** Start of Record list **
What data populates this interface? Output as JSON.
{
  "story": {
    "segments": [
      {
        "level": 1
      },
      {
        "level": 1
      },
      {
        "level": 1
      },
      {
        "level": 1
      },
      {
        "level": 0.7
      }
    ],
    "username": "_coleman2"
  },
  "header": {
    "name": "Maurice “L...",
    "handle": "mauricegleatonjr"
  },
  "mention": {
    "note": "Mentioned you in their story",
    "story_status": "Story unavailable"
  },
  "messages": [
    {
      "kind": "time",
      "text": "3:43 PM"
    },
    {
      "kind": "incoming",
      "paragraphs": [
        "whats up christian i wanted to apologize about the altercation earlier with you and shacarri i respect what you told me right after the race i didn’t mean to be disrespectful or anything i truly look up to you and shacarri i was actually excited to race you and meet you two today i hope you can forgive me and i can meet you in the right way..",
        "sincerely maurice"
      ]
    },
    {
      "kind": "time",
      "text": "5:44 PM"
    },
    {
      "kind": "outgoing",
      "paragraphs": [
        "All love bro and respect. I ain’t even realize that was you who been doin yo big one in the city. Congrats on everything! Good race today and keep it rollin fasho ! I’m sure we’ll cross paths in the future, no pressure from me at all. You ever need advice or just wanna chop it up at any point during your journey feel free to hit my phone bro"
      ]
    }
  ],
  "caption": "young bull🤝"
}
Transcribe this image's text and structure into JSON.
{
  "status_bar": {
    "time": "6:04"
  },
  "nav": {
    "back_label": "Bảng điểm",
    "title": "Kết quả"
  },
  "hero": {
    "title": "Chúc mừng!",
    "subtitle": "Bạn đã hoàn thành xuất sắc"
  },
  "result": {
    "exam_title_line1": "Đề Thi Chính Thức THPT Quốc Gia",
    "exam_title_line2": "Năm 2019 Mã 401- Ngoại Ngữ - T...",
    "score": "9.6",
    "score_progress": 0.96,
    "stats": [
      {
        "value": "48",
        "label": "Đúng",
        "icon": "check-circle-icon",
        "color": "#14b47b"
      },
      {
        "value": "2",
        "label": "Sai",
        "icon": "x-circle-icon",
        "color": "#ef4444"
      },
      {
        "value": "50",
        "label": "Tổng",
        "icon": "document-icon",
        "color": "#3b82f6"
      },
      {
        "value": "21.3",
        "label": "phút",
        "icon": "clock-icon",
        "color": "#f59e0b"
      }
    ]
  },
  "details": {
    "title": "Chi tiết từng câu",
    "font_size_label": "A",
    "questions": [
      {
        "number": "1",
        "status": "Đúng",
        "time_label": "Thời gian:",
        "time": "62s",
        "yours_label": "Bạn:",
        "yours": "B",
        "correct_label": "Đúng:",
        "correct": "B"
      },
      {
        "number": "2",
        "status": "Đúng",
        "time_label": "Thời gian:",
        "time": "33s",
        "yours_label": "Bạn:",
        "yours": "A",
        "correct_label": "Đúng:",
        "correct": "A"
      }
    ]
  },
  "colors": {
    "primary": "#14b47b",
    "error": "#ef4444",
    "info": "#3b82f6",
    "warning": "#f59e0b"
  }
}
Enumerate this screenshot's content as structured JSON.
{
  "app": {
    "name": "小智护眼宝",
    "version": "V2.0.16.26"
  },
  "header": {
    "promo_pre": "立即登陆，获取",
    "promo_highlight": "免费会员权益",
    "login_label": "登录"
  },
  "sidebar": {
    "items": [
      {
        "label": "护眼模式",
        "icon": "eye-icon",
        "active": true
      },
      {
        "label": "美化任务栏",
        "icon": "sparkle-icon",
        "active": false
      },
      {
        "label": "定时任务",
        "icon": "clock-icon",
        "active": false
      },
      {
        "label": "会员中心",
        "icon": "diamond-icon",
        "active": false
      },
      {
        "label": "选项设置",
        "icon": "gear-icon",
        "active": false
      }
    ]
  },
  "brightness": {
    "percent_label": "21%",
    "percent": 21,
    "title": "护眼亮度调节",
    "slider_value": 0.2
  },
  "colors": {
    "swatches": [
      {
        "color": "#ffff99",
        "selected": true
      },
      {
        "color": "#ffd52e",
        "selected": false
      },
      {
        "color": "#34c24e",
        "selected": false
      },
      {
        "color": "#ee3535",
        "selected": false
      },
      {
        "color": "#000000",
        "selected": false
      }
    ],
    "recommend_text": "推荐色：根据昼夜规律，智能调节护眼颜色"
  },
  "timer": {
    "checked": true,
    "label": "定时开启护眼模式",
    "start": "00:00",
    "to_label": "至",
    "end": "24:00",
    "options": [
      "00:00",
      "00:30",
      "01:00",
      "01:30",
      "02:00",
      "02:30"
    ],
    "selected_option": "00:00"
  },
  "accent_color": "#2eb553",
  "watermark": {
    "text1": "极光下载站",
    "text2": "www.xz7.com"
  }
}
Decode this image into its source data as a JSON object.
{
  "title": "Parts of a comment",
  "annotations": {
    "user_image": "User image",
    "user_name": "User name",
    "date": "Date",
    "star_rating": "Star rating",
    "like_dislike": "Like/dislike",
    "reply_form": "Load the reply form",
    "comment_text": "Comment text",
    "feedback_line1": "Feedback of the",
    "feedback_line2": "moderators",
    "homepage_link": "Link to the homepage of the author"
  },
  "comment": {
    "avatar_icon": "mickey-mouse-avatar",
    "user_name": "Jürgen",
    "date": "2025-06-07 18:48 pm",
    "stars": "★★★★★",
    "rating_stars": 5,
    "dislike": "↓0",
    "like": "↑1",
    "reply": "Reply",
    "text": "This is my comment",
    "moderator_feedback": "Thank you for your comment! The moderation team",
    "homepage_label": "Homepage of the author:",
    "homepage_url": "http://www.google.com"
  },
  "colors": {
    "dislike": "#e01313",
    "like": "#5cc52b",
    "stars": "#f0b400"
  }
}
** End of Record list **
*Short exercise*
Return, unchanged, each line from the line containing "Decode this image" through the last line of the material.

*Written solution*
Decode this image into its source data as a JSON object.
{
  "title": "Parts of a comment",
  "annotations": {
    "user_image": "User image",
    "user_name": "User name",
    "date": "Date",
    "star_rating": "Star rating",
    "like_dislike": "Like/dislike",
    "reply_form": "Load the reply form",
    "comment_text": "Comment text",
    "feedback_line1": "Feedback of the",
    "feedback_line2": "moderators",
    "homepage_link": "Link to the homepage of the author"
  },
  "comment": {
    "avatar_icon": "mickey-mouse-avatar",
    "user_name": "Jürgen",
    "date": "2025-06-07 18:48 pm",
    "stars": "★★★★★",
    "rating_stars": 5,
    "dislike": "↓0",
    "like": "↑1",
    "reply": "Reply",
    "text": "This is my comment",
    "moderator_feedback": "Thank you for your comment! The moderation team",
    "homepage_label": "Homepage of the author:",
    "homepage_url": "http://www.google.com"
  },
  "colors": {
    "dislike": "#e01313",
    "like": "#5cc52b",
    "stars": "#f0b400"
  }
}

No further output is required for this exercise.